◆ PROBLEM TO SOLVE ◆
Pictures stay out; everything else in the records below is copied exactly.
:::
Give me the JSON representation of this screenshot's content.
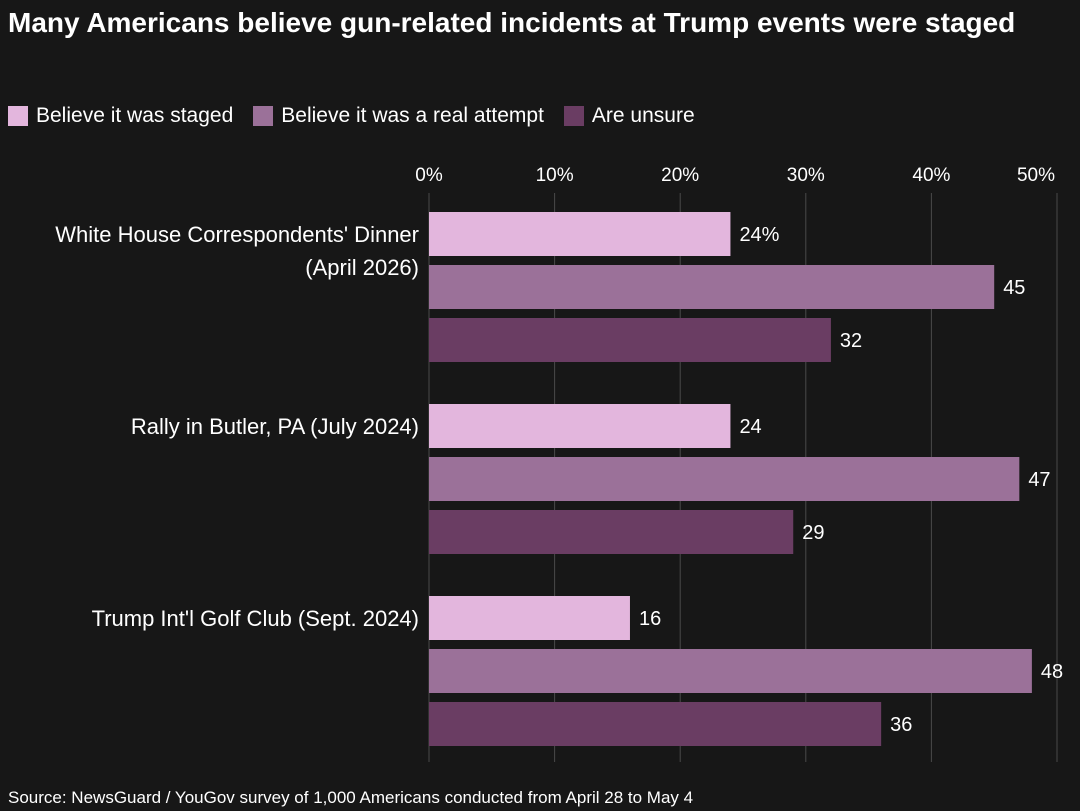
{
  "title": "Many Americans believe gun-related incidents at Trump events were staged",
  "source": "Source: NewsGuard / YouGov survey of 1,000 Americans conducted from April 28 to May 4",
  "colors": {
    "background": "#171717",
    "text": "#ffffff",
    "grid": "#4a4a4a",
    "staged": "#e3b6dd",
    "real_attempt": "#9b7199",
    "unsure": "#6a3d63"
  },
  "chart_data": {
    "type": "bar",
    "orientation": "horizontal",
    "categories": [
      "White House Correspondents' Dinner (April 2026)",
      "Rally in Butler, PA (July 2024)",
      "Trump Int'l Golf Club (Sept. 2024)"
    ],
    "series": [
      {
        "name": "Believe it was staged",
        "values": [
          24,
          24,
          16
        ],
        "labels": [
          "24%",
          "24",
          "16"
        ]
      },
      {
        "name": "Believe it was a real attempt",
        "values": [
          45,
          47,
          48
        ],
        "labels": [
          "45",
          "47",
          "48"
        ]
      },
      {
        "name": "Are unsure",
        "values": [
          32,
          29,
          36
        ],
        "labels": [
          "32",
          "29",
          "36"
        ]
      }
    ],
    "x_ticks": [
      0,
      10,
      20,
      30,
      40,
      50
    ],
    "x_tick_labels": [
      "0%",
      "10%",
      "20%",
      "30%",
      "40%",
      "50%"
    ],
    "xlim": [
      0,
      50
    ],
    "grid": true,
    "legend_position": "top-left",
    "axis_position": "top"
  }
}
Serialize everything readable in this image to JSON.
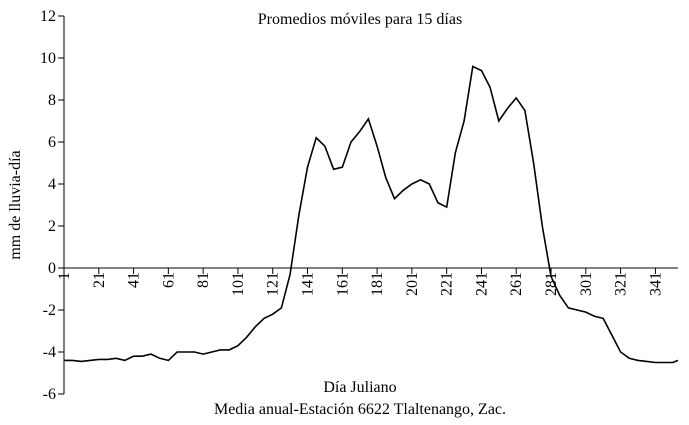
{
  "chart_data": {
    "type": "line",
    "title": "Promedios móviles para 15 días",
    "y_label": "mm de lluvia-día",
    "x_label": "Día Juliano",
    "note": "Media anual-Estación 6622 Tlaltenango, Zac.",
    "x": [
      1,
      6,
      11,
      16,
      21,
      26,
      31,
      36,
      41,
      46,
      51,
      56,
      61,
      66,
      71,
      76,
      81,
      86,
      91,
      96,
      101,
      106,
      111,
      116,
      121,
      126,
      131,
      136,
      141,
      146,
      151,
      156,
      161,
      166,
      171,
      176,
      181,
      186,
      191,
      196,
      201,
      206,
      211,
      216,
      221,
      226,
      231,
      236,
      241,
      246,
      251,
      256,
      261,
      266,
      271,
      276,
      281,
      286,
      291,
      296,
      301,
      306,
      311,
      316,
      321,
      326,
      331,
      336,
      341,
      346,
      351,
      354
    ],
    "series": [
      {
        "name": "Promedio móvil",
        "color": "#000000",
        "values": [
          -4.4,
          -4.4,
          -4.45,
          -4.4,
          -4.35,
          -4.35,
          -4.3,
          -4.4,
          -4.2,
          -4.2,
          -4.1,
          -4.3,
          -4.4,
          -4.0,
          -4.0,
          -4.0,
          -4.1,
          -4.0,
          -3.9,
          -3.9,
          -3.7,
          -3.3,
          -2.8,
          -2.4,
          -2.2,
          -1.9,
          -0.3,
          2.5,
          4.8,
          6.2,
          5.8,
          4.7,
          4.8,
          6.0,
          6.5,
          7.1,
          5.8,
          4.3,
          3.3,
          3.7,
          4.0,
          4.2,
          4.0,
          3.1,
          2.9,
          5.5,
          7.0,
          9.6,
          9.4,
          8.6,
          7.0,
          7.6,
          8.1,
          7.5,
          5.0,
          2.0,
          -0.4,
          -1.3,
          -1.9,
          -2.0,
          -2.1,
          -2.3,
          -2.4,
          -3.2,
          -4.0,
          -4.3,
          -4.4,
          -4.45,
          -4.5,
          -4.5,
          -4.5,
          -4.4
        ]
      }
    ],
    "xlim": [
      1,
      354
    ],
    "ylim": [
      -6,
      12
    ],
    "xticks": [
      1,
      21,
      41,
      61,
      81,
      101,
      121,
      141,
      161,
      181,
      201,
      221,
      241,
      261,
      281,
      301,
      321,
      341
    ],
    "yticks": [
      -6,
      -4,
      -2,
      0,
      2,
      4,
      6,
      8,
      10,
      12
    ]
  }
}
:::
◆ THE COMPLETED TASK ◆
Give me the JSON representation of this screenshot's content.
{
  "title": "Many Americans believe gun-related incidents at Trump events were staged",
  "source": "Source: NewsGuard / YouGov survey of 1,000 Americans conducted from April 28 to May 4",
  "colors": {
    "background": "#171717",
    "text": "#ffffff",
    "grid": "#4a4a4a",
    "staged": "#e3b6dd",
    "real_attempt": "#9b7199",
    "unsure": "#6a3d63"
  },
  "chart_data": {
    "type": "bar",
    "orientation": "horizontal",
    "categories": [
      "White House Correspondents' Dinner (April 2026)",
      "Rally in Butler, PA (July 2024)",
      "Trump Int'l Golf Club (Sept. 2024)"
    ],
    "series": [
      {
        "name": "Believe it was staged",
        "values": [
          24,
          24,
          16
        ],
        "labels": [
          "24%",
          "24",
          "16"
        ]
      },
      {
        "name": "Believe it was a real attempt",
        "values": [
          45,
          47,
          48
        ],
        "labels": [
          "45",
          "47",
          "48"
        ]
      },
      {
        "name": "Are unsure",
        "values": [
          32,
          29,
          36
        ],
        "labels": [
          "32",
          "29",
          "36"
        ]
      }
    ],
    "x_ticks": [
      0,
      10,
      20,
      30,
      40,
      50
    ],
    "x_tick_labels": [
      "0%",
      "10%",
      "20%",
      "30%",
      "40%",
      "50%"
    ],
    "xlim": [
      0,
      50
    ],
    "grid": true,
    "legend_position": "top-left",
    "axis_position": "top"
  }
}
Serialize everything readable in this image to JSON.
{
  "chart_data": {
    "type": "line",
    "title": "Promedios móviles para 15 días",
    "y_label": "mm de lluvia-día",
    "x_label": "Día Juliano",
    "note": "Media anual-Estación 6622 Tlaltenango, Zac.",
    "x": [
      1,
      6,
      11,
      16,
      21,
      26,
      31,
      36,
      41,
      46,
      51,
      56,
      61,
      66,
      71,
      76,
      81,
      86,
      91,
      96,
      101,
      106,
      111,
      116,
      121,
      126,
      131,
      136,
      141,
      146,
      151,
      156,
      161,
      166,
      171,
      176,
      181,
      186,
      191,
      196,
      201,
      206,
      211,
      216,
      221,
      226,
      231,
      236,
      241,
      246,
      251,
      256,
      261,
      266,
      271,
      276,
      281,
      286,
      291,
      296,
      301,
      306,
      311,
      316,
      321,
      326,
      331,
      336,
      341,
      346,
      351,
      354
    ],
    "series": [
      {
        "name": "Promedio móvil",
        "color": "#000000",
        "values": [
          -4.4,
          -4.4,
          -4.45,
          -4.4,
          -4.35,
          -4.35,
          -4.3,
          -4.4,
          -4.2,
          -4.2,
          -4.1,
          -4.3,
          -4.4,
          -4.0,
          -4.0,
          -4.0,
          -4.1,
          -4.0,
          -3.9,
          -3.9,
          -3.7,
          -3.3,
          -2.8,
          -2.4,
          -2.2,
          -1.9,
          -0.3,
          2.5,
          4.8,
          6.2,
          5.8,
          4.7,
          4.8,
          6.0,
          6.5,
          7.1,
          5.8,
          4.3,
          3.3,
          3.7,
          4.0,
          4.2,
          4.0,
          3.1,
          2.9,
          5.5,
          7.0,
          9.6,
          9.4,
          8.6,
          7.0,
          7.6,
          8.1,
          7.5,
          5.0,
          2.0,
          -0.4,
          -1.3,
          -1.9,
          -2.0,
          -2.1,
          -2.3,
          -2.4,
          -3.2,
          -4.0,
          -4.3,
          -4.4,
          -4.45,
          -4.5,
          -4.5,
          -4.5,
          -4.4
        ]
      }
    ],
    "xlim": [
      1,
      354
    ],
    "ylim": [
      -6,
      12
    ],
    "xticks": [
      1,
      21,
      41,
      61,
      81,
      101,
      121,
      141,
      161,
      181,
      201,
      221,
      241,
      261,
      281,
      301,
      321,
      341
    ],
    "yticks": [
      -6,
      -4,
      -2,
      0,
      2,
      4,
      6,
      8,
      10,
      12
    ]
  }
}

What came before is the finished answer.